--- GIVEN RECORDS ---

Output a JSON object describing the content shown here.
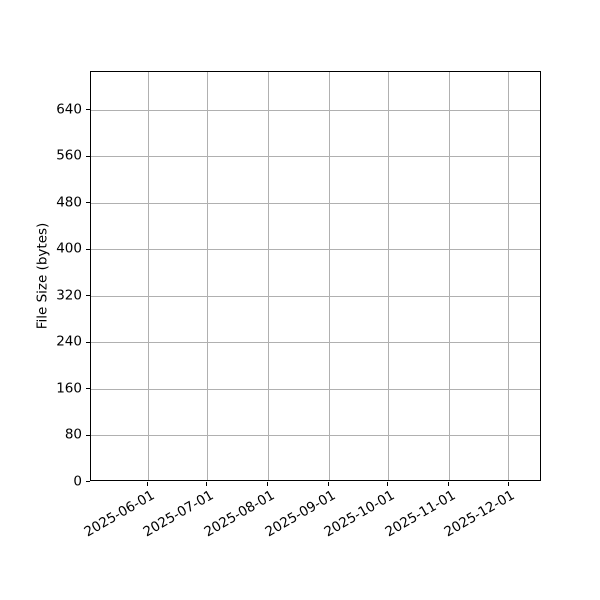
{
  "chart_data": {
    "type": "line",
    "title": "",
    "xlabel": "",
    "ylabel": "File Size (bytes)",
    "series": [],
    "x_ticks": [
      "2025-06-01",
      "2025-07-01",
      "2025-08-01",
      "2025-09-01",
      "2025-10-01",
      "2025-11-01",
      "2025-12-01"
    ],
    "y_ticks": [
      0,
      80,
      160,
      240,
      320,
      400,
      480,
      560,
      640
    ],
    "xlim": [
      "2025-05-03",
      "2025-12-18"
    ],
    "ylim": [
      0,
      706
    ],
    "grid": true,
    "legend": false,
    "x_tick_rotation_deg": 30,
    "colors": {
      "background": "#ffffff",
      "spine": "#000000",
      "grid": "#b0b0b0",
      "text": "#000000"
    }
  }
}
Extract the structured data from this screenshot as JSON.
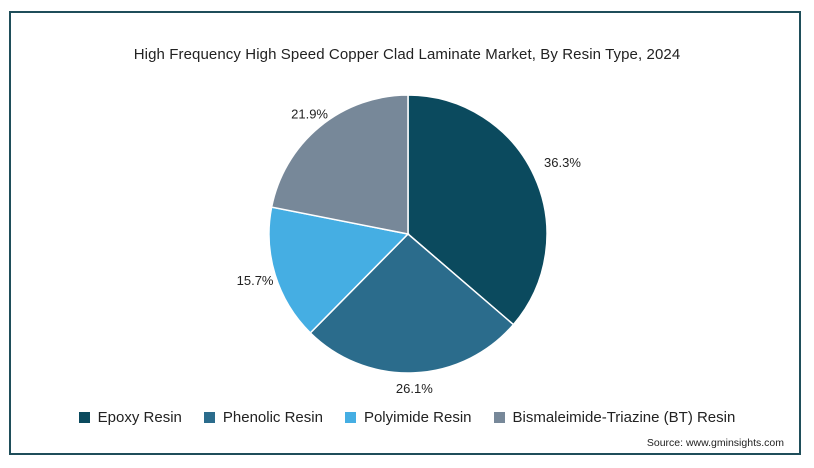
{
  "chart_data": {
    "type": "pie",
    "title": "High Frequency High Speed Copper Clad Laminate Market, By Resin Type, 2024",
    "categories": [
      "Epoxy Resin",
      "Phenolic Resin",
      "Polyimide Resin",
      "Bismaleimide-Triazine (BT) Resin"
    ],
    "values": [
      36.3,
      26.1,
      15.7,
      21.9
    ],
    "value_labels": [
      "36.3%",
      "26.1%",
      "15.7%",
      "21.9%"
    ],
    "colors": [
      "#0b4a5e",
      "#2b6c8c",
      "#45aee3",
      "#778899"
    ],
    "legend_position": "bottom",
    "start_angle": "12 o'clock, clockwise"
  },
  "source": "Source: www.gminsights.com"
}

---
--- GIVEN RECORDS ---

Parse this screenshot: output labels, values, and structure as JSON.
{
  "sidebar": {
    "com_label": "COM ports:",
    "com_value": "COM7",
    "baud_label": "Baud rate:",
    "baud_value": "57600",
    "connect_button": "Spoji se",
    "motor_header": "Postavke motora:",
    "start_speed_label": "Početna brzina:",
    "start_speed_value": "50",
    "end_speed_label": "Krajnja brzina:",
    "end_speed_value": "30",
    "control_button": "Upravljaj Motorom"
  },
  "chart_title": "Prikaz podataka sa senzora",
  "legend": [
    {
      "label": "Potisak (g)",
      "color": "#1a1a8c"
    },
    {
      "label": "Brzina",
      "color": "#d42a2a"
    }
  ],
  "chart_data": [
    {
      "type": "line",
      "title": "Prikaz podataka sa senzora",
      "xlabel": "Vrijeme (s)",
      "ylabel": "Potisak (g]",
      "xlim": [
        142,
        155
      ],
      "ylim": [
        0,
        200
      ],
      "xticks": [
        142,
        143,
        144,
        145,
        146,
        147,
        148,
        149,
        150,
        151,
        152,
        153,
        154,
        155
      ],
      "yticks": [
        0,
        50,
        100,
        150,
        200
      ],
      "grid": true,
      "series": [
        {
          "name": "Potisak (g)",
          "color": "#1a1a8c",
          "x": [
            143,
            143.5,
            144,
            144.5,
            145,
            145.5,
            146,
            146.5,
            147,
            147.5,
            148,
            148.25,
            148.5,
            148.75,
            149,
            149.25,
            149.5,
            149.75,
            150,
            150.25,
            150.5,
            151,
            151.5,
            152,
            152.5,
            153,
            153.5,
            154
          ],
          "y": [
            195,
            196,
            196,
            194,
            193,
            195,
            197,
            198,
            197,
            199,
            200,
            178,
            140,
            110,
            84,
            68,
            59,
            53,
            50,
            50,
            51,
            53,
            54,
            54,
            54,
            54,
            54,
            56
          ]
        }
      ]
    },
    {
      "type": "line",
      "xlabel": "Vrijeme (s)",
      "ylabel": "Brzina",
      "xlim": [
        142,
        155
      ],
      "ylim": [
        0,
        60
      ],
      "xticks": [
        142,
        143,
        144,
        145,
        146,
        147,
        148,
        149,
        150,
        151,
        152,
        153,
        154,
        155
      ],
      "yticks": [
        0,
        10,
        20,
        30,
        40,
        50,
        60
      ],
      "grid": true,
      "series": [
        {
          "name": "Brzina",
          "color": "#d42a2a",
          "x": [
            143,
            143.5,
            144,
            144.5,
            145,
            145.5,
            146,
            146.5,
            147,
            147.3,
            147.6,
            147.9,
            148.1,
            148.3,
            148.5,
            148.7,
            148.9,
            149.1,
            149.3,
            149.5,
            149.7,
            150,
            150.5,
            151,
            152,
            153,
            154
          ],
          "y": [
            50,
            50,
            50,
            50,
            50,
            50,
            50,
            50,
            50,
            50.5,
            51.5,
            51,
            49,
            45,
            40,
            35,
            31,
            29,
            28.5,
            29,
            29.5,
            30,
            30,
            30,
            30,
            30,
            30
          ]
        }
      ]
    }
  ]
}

---
--- GIVEN RECORDS ---

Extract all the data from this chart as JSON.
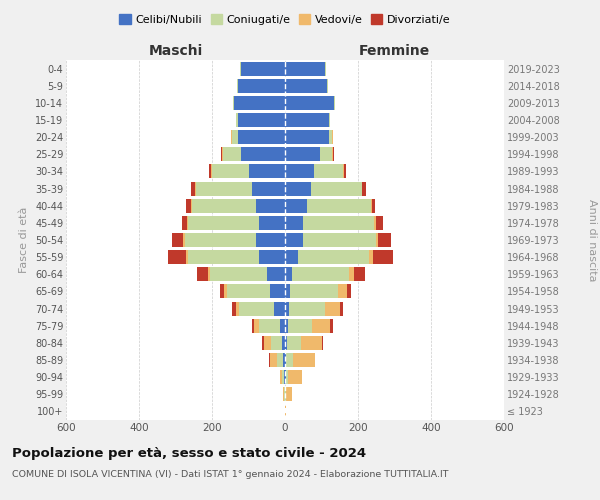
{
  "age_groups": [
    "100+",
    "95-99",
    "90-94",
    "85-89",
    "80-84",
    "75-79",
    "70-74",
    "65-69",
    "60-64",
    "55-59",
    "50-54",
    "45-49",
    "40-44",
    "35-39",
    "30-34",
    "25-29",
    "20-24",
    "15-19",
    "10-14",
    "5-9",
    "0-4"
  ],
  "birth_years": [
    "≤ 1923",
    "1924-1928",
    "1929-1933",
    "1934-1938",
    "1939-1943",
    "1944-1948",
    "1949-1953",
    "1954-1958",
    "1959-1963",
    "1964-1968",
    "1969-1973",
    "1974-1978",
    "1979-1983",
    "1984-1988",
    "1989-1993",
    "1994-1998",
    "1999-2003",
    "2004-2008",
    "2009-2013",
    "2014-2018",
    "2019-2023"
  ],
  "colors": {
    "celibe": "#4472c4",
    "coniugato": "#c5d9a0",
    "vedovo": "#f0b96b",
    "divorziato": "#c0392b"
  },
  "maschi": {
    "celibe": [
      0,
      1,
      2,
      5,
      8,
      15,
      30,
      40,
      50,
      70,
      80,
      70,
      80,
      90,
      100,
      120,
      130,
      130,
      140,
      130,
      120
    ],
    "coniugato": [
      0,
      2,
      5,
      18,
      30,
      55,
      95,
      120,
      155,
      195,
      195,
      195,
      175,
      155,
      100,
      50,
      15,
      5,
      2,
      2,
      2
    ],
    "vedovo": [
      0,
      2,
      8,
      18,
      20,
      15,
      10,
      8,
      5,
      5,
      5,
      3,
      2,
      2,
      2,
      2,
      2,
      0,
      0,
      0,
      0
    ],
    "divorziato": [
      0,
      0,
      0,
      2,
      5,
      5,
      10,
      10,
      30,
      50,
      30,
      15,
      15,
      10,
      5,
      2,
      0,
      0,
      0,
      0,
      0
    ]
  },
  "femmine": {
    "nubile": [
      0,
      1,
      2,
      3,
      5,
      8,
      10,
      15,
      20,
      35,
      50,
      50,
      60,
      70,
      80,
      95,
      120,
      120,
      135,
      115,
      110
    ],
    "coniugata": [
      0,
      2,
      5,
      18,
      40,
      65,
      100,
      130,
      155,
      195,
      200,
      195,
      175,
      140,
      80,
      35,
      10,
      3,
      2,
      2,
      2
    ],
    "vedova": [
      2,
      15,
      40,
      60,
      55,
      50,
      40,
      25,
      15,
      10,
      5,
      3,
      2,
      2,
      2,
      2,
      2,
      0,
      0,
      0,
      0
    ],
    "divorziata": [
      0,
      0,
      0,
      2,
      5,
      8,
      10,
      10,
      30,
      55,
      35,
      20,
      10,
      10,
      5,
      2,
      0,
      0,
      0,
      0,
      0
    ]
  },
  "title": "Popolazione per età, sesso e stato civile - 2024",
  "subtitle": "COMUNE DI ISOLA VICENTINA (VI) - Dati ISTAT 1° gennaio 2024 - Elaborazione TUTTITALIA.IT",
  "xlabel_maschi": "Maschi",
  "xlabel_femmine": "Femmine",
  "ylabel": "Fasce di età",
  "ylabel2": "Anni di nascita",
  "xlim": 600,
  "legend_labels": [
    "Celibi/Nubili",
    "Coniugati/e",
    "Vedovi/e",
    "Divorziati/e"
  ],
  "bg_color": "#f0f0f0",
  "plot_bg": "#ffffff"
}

---

### REQUIREMENTS
Report only the count of lines that include the string "Potisak".

### SOLUTION TO THIS EXERCISE
3